*EXCERPT PROVIDED*.
Quil Lawrence
Quil Lawrence is a New York-based correspondent for NPR News, covering veterans' issues nationwide. He won a Robert F. Kennedy Award for his coverage of American veterans and a Gracie Award for coverage of female combat veterans. In 2019 Iraq and Afghanistan Veterans of America honored Quil with its IAVA Salutes Award for Leadership in Journalism.
Lawrence started his career in radio by interviewing con men in Tangier, Morocco. He then moved to Bogota, Colombia, and covered Latin America for NPR, the BBC, and The LA Times.
In the Spring of 2000, a Pew Fellowship sponsored his first trips to Iraq — that reporting experience eventually built the foundation for his first book, Invisible Nation: How the Kurds' Quest for Statehood is Shaping Iraq and the Middle East (Bloomsbury, 2009).
Lawrence has reported from throughout the Arab world and from Sudan, Cuba, Pakistan, Israel, Gaza, and the West Bank. He covered Iraq and Afghanistan for twelve years, serving as NPR's Bureau Chief in Baghdad and Kabul. He covered the fall of the Taliban in 2001, the invasion of Iraq in 2003, the second battle of Fallujah in 2004, as well as politics, culture, and war in both countries.

*RECORDS*.
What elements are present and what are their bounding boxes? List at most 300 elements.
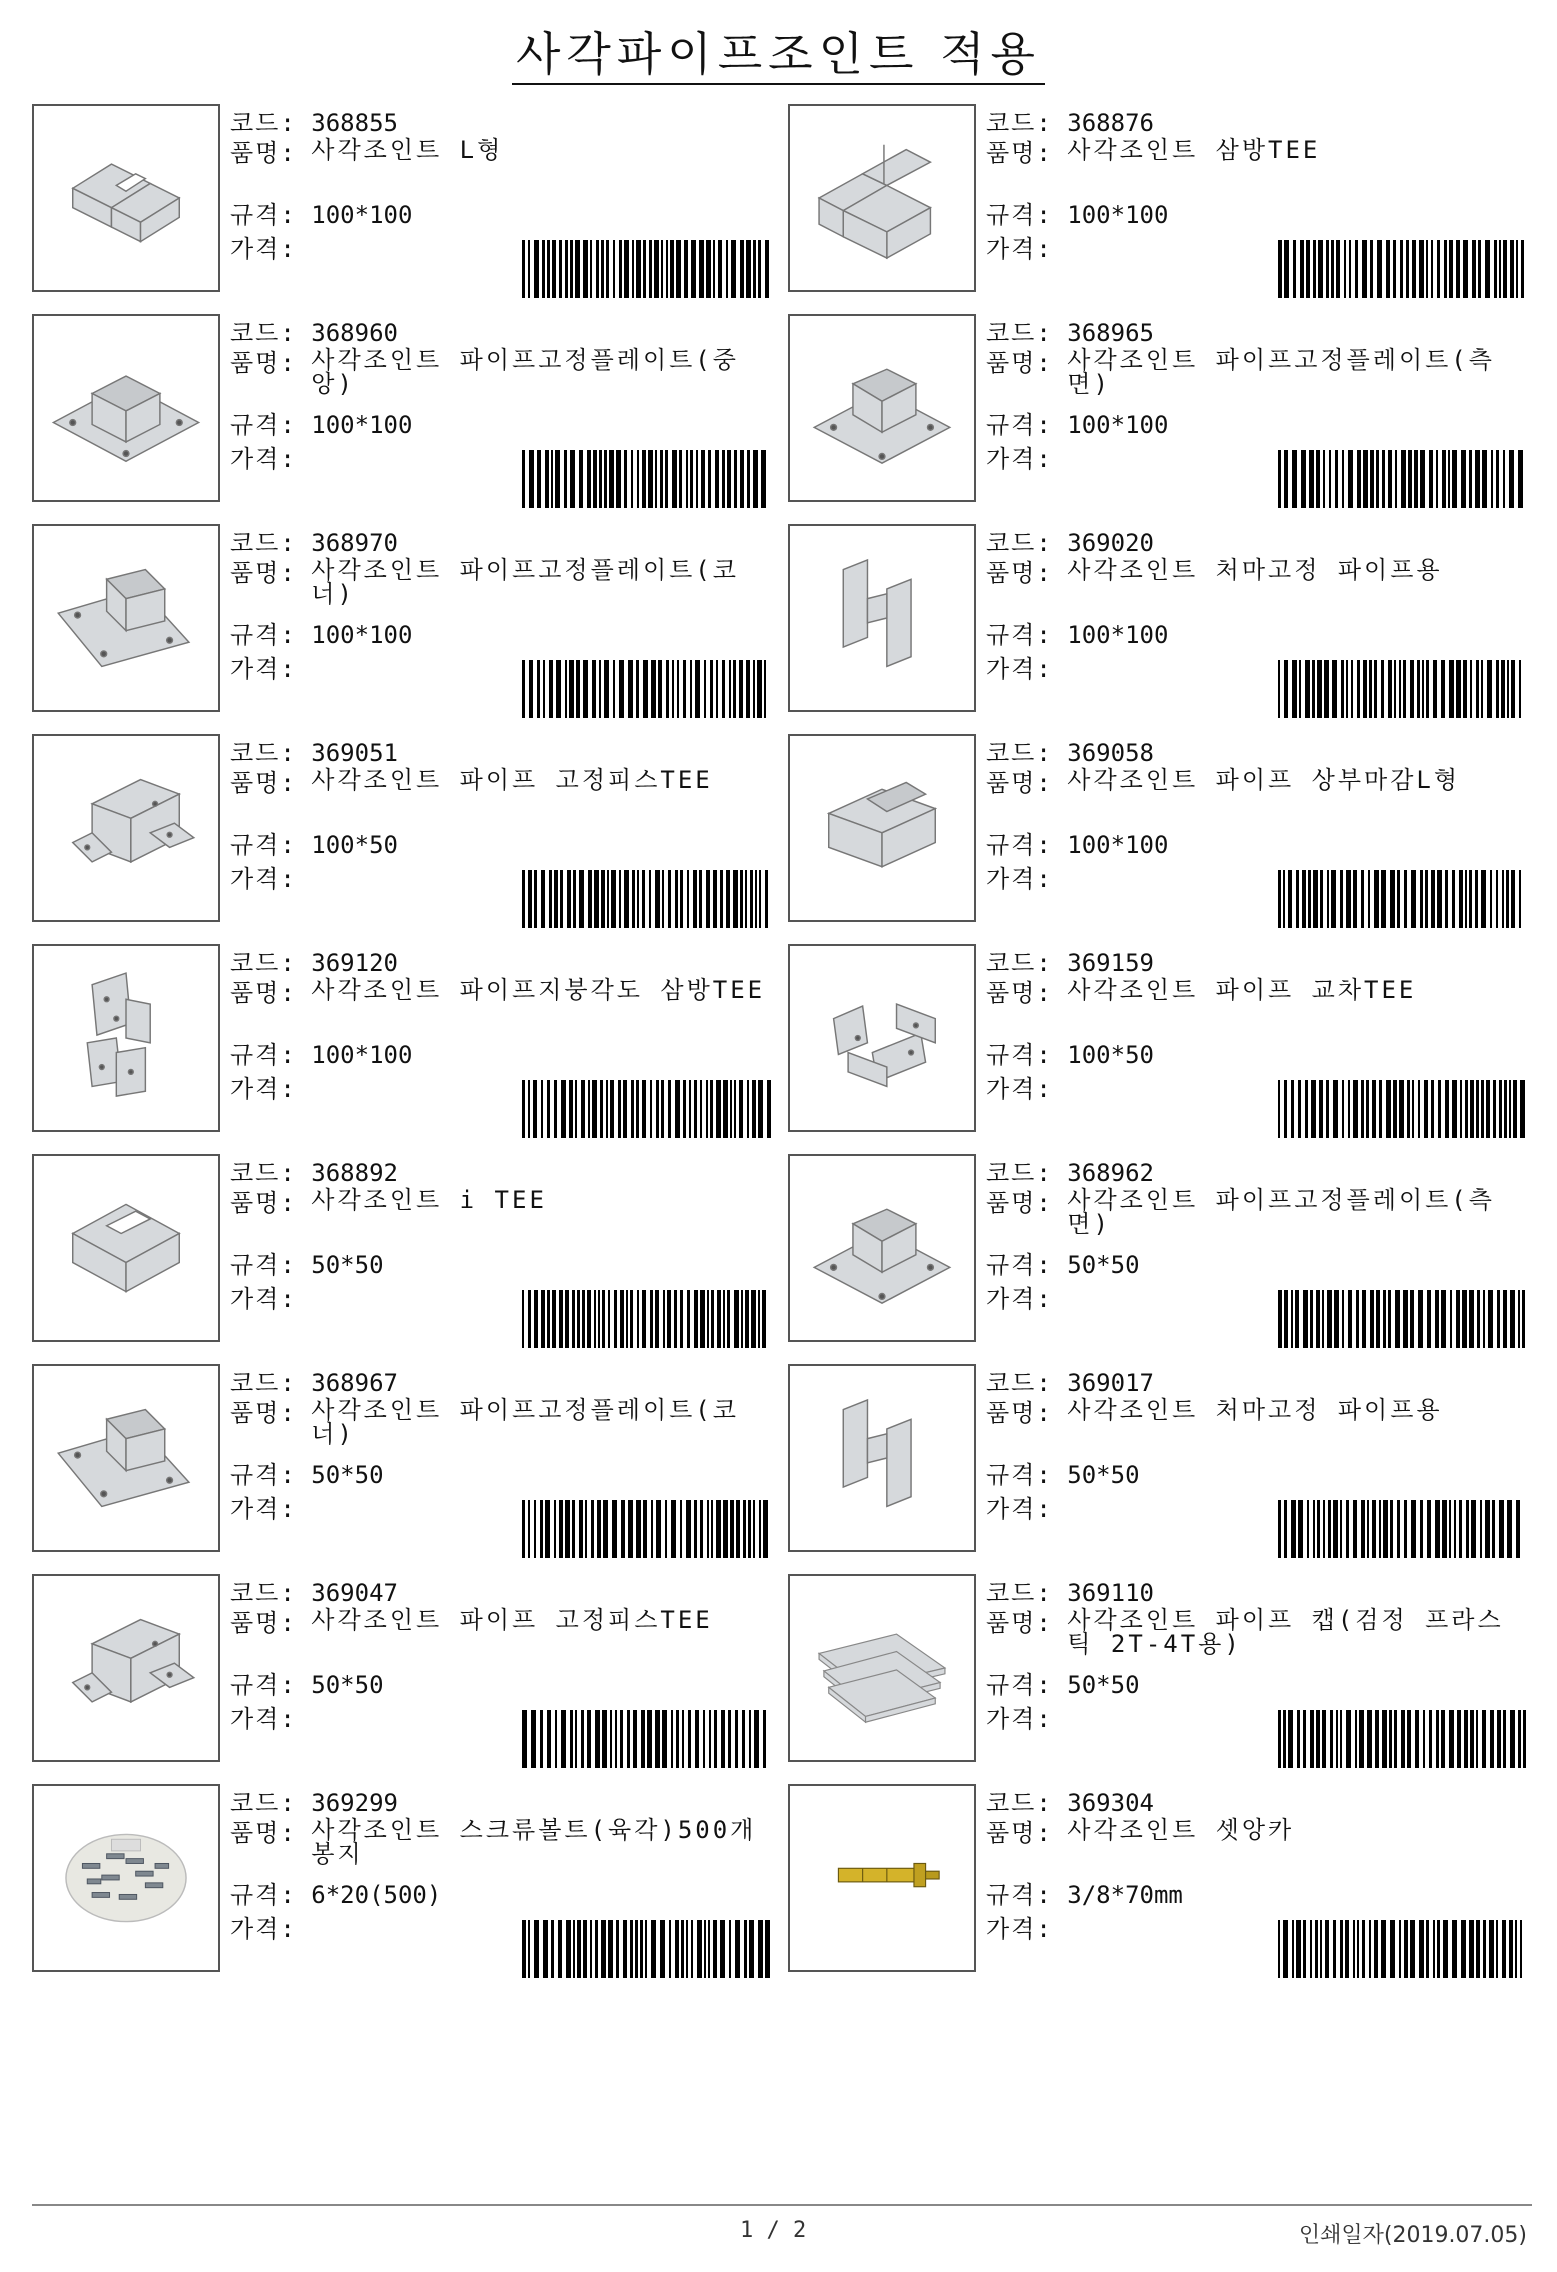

--

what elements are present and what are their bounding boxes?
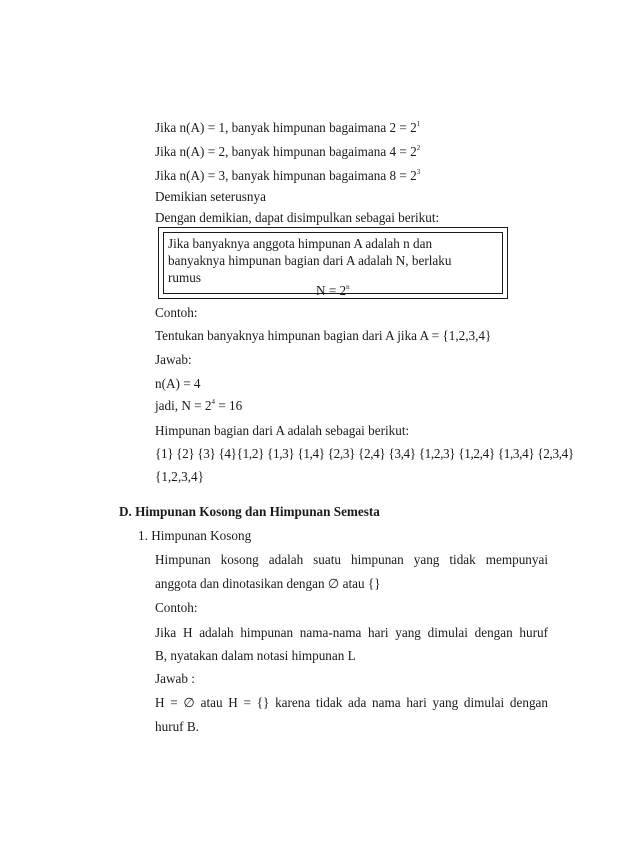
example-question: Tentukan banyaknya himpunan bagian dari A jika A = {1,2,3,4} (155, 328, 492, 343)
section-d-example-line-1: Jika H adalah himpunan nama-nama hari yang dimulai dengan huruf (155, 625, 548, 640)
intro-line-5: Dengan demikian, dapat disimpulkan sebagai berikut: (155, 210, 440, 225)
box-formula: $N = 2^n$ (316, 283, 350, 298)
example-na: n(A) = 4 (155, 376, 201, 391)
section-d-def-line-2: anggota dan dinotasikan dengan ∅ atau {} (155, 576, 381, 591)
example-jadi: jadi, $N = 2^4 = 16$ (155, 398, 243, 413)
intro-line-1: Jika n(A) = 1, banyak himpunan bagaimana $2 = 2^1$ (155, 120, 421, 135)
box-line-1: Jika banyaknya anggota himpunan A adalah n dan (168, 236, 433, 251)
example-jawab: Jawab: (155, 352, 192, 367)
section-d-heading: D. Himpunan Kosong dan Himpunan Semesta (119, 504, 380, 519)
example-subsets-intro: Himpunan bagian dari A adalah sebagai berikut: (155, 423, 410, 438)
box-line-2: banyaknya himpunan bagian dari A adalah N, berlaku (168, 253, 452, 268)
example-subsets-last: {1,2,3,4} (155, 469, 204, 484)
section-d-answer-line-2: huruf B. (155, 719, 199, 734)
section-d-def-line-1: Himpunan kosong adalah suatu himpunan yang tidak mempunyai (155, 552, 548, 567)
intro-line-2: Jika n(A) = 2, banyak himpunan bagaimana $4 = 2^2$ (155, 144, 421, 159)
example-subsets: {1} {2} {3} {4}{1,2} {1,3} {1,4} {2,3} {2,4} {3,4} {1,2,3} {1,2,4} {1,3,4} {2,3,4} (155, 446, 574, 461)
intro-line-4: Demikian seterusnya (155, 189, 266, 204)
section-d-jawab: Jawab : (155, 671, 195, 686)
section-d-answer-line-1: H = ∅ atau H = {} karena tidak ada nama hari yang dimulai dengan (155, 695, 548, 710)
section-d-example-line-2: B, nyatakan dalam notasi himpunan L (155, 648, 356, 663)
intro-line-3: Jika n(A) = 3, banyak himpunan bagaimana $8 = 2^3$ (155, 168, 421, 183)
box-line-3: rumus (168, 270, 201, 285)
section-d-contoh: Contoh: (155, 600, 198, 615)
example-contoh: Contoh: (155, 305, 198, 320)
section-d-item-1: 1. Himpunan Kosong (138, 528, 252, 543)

*CHALLENGES*.
1. Quote the Quil Lawrence biography in full, word for word.
2. Gather each line of the entries that contains the string "present", treating uppercase and lowercase as different.

*THE RESPONSES*.
1.
Quil Lawrence
Quil Lawrence is a New York-based correspondent for NPR News, covering veterans' issues nationwide. He won a Robert F. Kennedy Award for his coverage of American veterans and a Gracie Award for coverage of female combat veterans. In 2019 Iraq and Afghanistan Veterans of America honored Quil with its IAVA Salutes Award for Leadership in Journalism.
Lawrence started his career in radio by interviewing con men in Tangier, Morocco. He then moved to Bogota, Colombia, and covered Latin America for NPR, the BBC, and The LA Times.
In the Spring of 2000, a Pew Fellowship sponsored his first trips to Iraq — that reporting experience eventually built the foundation for his first book, Invisible Nation: How the Kurds' Quest for Statehood is Shaping Iraq and the Middle East (Bloomsbury, 2009).
Lawrence has reported from throughout the Arab world and from Sudan, Cuba, Pakistan, Israel, Gaza, and the West Bank. He covered Iraq and Afghanistan for twelve years, serving as NPR's Bureau Chief in Baghdad and Kabul. He covered the fall of the Taliban in 2001, the invasion of Iraq in 2003, the second battle of Fallujah in 2004, as well as politics, culture, and war in both countries.

2.
What elements are present and what are their bounding boxes? List at most 300 elements.
what elements are present and what are their bounding boxes?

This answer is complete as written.